↓↓↓

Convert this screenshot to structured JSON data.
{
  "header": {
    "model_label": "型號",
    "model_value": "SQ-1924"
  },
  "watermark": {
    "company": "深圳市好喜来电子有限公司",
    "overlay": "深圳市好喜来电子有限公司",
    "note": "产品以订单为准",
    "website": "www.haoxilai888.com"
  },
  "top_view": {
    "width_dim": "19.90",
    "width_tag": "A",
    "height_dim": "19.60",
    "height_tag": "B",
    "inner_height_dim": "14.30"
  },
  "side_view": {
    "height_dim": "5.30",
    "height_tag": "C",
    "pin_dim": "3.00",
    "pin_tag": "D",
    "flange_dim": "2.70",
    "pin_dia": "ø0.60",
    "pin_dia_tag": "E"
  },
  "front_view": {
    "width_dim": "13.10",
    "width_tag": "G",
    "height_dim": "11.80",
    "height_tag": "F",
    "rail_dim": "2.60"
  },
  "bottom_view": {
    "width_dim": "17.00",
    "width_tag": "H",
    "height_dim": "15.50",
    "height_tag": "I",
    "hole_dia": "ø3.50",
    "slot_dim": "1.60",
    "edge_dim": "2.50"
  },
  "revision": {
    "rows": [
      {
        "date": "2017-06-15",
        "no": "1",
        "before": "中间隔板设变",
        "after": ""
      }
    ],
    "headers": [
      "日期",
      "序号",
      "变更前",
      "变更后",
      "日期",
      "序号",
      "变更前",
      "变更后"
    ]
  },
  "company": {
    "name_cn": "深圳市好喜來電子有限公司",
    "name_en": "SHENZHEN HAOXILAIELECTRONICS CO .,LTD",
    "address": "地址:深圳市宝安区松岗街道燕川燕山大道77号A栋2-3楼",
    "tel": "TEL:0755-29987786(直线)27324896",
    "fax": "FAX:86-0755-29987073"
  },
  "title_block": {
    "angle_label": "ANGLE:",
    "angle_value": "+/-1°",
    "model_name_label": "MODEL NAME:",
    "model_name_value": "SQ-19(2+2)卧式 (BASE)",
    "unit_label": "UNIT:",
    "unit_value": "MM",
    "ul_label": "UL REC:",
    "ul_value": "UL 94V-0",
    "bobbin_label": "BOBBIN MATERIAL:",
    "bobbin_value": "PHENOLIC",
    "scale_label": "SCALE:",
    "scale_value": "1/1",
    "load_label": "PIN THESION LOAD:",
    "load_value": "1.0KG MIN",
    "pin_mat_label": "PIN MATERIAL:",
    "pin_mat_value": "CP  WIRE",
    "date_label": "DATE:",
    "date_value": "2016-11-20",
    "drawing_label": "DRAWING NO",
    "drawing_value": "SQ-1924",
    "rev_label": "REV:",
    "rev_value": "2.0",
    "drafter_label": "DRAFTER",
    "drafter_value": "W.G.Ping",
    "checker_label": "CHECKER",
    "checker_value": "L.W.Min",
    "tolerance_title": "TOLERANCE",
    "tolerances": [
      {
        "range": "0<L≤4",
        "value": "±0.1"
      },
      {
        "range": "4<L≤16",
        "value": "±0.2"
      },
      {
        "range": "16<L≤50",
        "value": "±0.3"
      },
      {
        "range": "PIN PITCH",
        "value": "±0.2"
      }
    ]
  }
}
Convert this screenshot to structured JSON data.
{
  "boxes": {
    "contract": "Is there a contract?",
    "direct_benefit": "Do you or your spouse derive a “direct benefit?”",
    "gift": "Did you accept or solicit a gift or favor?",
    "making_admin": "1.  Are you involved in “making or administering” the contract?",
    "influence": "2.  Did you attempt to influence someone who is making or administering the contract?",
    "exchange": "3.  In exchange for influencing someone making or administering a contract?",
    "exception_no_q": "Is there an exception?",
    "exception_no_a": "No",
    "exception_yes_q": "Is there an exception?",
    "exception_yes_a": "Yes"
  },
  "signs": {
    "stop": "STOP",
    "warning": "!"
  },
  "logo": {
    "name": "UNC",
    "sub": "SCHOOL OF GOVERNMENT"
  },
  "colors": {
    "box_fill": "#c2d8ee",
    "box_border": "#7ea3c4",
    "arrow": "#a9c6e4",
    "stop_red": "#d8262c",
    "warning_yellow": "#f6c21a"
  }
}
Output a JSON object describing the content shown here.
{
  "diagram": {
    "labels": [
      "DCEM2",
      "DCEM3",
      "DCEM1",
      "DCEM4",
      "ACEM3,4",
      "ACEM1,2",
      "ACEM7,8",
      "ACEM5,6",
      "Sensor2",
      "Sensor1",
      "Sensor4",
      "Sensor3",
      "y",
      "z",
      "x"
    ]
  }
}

↑↑↑

From the records above, extract every line exactly as it stands.

Convert this screenshot to structured JSON data.
{
  "header": {
    "model_label": "型號",
    "model_value": "SQ-1924"
  },
  "watermark": {
    "company": "深圳市好喜来电子有限公司",
    "overlay": "深圳市好喜来电子有限公司",
    "note": "产品以订单为准",
    "website": "www.haoxilai888.com"
  },
  "top_view": {
    "width_dim": "19.90",
    "width_tag": "A",
    "height_dim": "19.60",
    "height_tag": "B",
    "inner_height_dim": "14.30"
  },
  "side_view": {
    "height_dim": "5.30",
    "height_tag": "C",
    "pin_dim": "3.00",
    "pin_tag": "D",
    "flange_dim": "2.70",
    "pin_dia": "ø0.60",
    "pin_dia_tag": "E"
  },
  "front_view": {
    "width_dim": "13.10",
    "width_tag": "G",
    "height_dim": "11.80",
    "height_tag": "F",
    "rail_dim": "2.60"
  },
  "bottom_view": {
    "width_dim": "17.00",
    "width_tag": "H",
    "height_dim": "15.50",
    "height_tag": "I",
    "hole_dia": "ø3.50",
    "slot_dim": "1.60",
    "edge_dim": "2.50"
  },
  "revision": {
    "rows": [
      {
        "date": "2017-06-15",
        "no": "1",
        "before": "中间隔板设变",
        "after": ""
      }
    ],
    "headers": [
      "日期",
      "序号",
      "变更前",
      "变更后",
      "日期",
      "序号",
      "变更前",
      "变更后"
    ]
  },
  "company": {
    "name_cn": "深圳市好喜來電子有限公司",
    "name_en": "SHENZHEN HAOXILAIELECTRONICS CO .,LTD",
    "address": "地址:深圳市宝安区松岗街道燕川燕山大道77号A栋2-3楼",
    "tel": "TEL:0755-29987786(直线)27324896",
    "fax": "FAX:86-0755-29987073"
  },
  "title_block": {
    "angle_label": "ANGLE:",
    "angle_value": "+/-1°",
    "model_name_label": "MODEL NAME:",
    "model_name_value": "SQ-19(2+2)卧式 (BASE)",
    "unit_label": "UNIT:",
    "unit_value": "MM",
    "ul_label": "UL REC:",
    "ul_value": "UL 94V-0",
    "bobbin_label": "BOBBIN MATERIAL:",
    "bobbin_value": "PHENOLIC",
    "scale_label": "SCALE:",
    "scale_value": "1/1",
    "load_label": "PIN THESION LOAD:",
    "load_value": "1.0KG MIN",
    "pin_mat_label": "PIN MATERIAL:",
    "pin_mat_value": "CP  WIRE",
    "date_label": "DATE:",
    "date_value": "2016-11-20",
    "drawing_label": "DRAWING NO",
    "drawing_value": "SQ-1924",
    "rev_label": "REV:",
    "rev_value": "2.0",
    "drafter_label": "DRAFTER",
    "drafter_value": "W.G.Ping",
    "checker_label": "CHECKER",
    "checker_value": "L.W.Min",
    "tolerance_title": "TOLERANCE",
    "tolerances": [
      {
        "range": "0<L≤4",
        "value": "±0.1"
      },
      {
        "range": "4<L≤16",
        "value": "±0.2"
      },
      {
        "range": "16<L≤50",
        "value": "±0.3"
      },
      {
        "range": "PIN PITCH",
        "value": "±0.2"
      }
    ]
  }
}
Convert this screenshot to structured JSON data.
{
  "boxes": {
    "contract": "Is there a contract?",
    "direct_benefit": "Do you or your spouse derive a “direct benefit?”",
    "gift": "Did you accept or solicit a gift or favor?",
    "making_admin": "1.  Are you involved in “making or administering” the contract?",
    "influence": "2.  Did you attempt to influence someone who is making or administering the contract?",
    "exchange": "3.  In exchange for influencing someone making or administering a contract?",
    "exception_no_q": "Is there an exception?",
    "exception_no_a": "No",
    "exception_yes_q": "Is there an exception?",
    "exception_yes_a": "Yes"
  },
  "signs": {
    "stop": "STOP",
    "warning": "!"
  },
  "logo": {
    "name": "UNC",
    "sub": "SCHOOL OF GOVERNMENT"
  },
  "colors": {
    "box_fill": "#c2d8ee",
    "box_border": "#7ea3c4",
    "arrow": "#a9c6e4",
    "stop_red": "#d8262c",
    "warning_yellow": "#f6c21a"
  }
}
Output a JSON object describing the content shown here.
{
  "diagram": {
    "labels": [
      "DCEM2",
      "DCEM3",
      "DCEM1",
      "DCEM4",
      "ACEM3,4",
      "ACEM1,2",
      "ACEM7,8",
      "ACEM5,6",
      "Sensor2",
      "Sensor1",
      "Sensor4",
      "Sensor3",
      "y",
      "z",
      "x"
    ]
  }
}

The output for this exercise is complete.